* _Stated goal_
Below this line is the material. Write out only its lines from the one containing "Read all visible content and emit it as JSON." through the one containing "What data populates", both kept, exactly.

[Stored entries]
** START **

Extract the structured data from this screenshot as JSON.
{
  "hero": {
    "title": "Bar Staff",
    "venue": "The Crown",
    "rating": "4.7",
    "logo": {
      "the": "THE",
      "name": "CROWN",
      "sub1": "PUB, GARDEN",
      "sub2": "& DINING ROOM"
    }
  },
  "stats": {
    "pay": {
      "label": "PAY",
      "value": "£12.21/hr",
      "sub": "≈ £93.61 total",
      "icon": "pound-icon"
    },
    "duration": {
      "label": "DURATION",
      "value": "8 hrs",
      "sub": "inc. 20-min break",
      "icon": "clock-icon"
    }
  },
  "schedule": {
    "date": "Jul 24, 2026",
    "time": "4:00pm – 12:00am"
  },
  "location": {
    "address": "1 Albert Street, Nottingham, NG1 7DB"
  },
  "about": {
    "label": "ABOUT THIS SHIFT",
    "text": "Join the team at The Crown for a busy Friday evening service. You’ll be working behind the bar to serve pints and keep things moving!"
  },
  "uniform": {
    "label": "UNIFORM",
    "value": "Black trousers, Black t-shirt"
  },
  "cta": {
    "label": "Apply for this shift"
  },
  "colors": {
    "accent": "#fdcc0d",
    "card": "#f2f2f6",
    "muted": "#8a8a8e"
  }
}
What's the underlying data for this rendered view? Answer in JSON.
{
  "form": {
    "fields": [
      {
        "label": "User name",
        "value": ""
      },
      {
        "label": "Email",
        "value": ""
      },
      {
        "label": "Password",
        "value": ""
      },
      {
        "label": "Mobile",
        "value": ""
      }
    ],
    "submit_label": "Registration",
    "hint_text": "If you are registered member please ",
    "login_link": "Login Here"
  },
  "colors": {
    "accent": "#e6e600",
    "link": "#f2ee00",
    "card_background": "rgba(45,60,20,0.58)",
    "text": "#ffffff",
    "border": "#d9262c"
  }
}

** END **
** START **

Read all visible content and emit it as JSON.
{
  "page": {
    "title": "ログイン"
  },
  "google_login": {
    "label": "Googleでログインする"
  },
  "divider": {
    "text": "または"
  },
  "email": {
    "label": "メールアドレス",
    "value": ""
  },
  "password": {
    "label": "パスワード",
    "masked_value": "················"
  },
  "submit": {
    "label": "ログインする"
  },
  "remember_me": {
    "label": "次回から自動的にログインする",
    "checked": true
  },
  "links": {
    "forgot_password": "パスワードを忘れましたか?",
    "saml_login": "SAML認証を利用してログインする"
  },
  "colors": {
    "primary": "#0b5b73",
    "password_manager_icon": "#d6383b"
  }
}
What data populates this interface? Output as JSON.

** END **
** START **

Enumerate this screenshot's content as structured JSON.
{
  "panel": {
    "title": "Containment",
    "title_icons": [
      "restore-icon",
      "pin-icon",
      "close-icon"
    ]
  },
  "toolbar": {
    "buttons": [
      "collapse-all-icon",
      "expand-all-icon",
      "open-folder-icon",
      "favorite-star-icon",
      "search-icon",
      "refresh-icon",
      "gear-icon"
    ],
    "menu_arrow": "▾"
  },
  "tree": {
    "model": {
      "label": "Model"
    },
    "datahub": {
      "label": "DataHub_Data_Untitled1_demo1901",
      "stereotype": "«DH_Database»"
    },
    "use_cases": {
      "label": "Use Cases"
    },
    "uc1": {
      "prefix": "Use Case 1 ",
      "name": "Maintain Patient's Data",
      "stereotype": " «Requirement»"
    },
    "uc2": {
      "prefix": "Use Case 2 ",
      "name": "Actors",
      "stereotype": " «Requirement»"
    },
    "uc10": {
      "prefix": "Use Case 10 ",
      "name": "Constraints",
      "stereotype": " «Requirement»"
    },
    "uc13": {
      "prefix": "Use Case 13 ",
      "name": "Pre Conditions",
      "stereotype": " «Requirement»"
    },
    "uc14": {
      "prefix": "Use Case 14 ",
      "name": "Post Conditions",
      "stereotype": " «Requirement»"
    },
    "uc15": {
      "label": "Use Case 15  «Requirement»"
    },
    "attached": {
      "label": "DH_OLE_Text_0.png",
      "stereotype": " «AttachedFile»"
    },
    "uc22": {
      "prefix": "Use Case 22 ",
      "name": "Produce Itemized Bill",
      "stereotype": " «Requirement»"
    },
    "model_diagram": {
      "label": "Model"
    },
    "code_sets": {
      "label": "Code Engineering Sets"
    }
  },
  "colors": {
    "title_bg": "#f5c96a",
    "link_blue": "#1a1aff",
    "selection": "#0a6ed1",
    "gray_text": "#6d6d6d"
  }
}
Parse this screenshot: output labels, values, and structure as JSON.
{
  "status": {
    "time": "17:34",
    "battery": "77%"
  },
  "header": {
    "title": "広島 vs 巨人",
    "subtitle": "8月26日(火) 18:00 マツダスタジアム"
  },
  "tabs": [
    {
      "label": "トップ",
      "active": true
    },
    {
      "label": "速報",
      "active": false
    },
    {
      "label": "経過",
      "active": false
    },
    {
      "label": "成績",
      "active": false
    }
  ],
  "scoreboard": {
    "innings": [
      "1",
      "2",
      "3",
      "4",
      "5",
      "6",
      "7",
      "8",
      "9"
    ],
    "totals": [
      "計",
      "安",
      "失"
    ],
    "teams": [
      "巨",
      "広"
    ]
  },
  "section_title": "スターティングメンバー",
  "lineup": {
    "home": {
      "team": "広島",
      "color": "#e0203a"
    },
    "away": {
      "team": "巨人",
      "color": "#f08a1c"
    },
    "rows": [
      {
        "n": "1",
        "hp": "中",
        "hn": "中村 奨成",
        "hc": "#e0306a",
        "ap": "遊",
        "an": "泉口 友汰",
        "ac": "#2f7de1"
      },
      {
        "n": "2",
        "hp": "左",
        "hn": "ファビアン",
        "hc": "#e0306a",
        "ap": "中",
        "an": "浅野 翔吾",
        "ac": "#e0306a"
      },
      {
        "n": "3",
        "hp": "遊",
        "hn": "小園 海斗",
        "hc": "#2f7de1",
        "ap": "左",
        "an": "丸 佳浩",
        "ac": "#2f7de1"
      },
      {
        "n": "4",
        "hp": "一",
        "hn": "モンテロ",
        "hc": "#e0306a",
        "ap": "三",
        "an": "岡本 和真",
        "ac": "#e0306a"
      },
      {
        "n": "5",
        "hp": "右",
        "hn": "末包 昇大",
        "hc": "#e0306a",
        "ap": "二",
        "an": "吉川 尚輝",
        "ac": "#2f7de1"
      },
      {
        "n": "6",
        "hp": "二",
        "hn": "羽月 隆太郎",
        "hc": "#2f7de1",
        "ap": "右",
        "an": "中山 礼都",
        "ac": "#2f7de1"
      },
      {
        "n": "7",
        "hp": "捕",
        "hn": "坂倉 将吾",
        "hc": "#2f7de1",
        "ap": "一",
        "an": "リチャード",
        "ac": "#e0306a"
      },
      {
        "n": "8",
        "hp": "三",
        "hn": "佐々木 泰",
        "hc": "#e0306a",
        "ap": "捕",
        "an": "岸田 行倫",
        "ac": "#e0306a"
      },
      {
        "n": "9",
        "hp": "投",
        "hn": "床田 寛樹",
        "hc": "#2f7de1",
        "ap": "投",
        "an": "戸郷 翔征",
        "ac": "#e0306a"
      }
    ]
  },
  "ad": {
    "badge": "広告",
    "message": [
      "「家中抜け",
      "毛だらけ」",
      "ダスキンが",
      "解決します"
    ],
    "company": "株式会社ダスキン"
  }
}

** END **

* _Written response_
Read all visible content and emit it as JSON.
{
  "page": {
    "title": "ログイン"
  },
  "google_login": {
    "label": "Googleでログインする"
  },
  "divider": {
    "text": "または"
  },
  "email": {
    "label": "メールアドレス",
    "value": ""
  },
  "password": {
    "label": "パスワード",
    "masked_value": "················"
  },
  "submit": {
    "label": "ログインする"
  },
  "remember_me": {
    "label": "次回から自動的にログインする",
    "checked": true
  },
  "links": {
    "forgot_password": "パスワードを忘れましたか?",
    "saml_login": "SAML認証を利用してログインする"
  },
  "colors": {
    "primary": "#0b5b73",
    "password_manager_icon": "#d6383b"
  }
}
What data populates this interface? Output as JSON.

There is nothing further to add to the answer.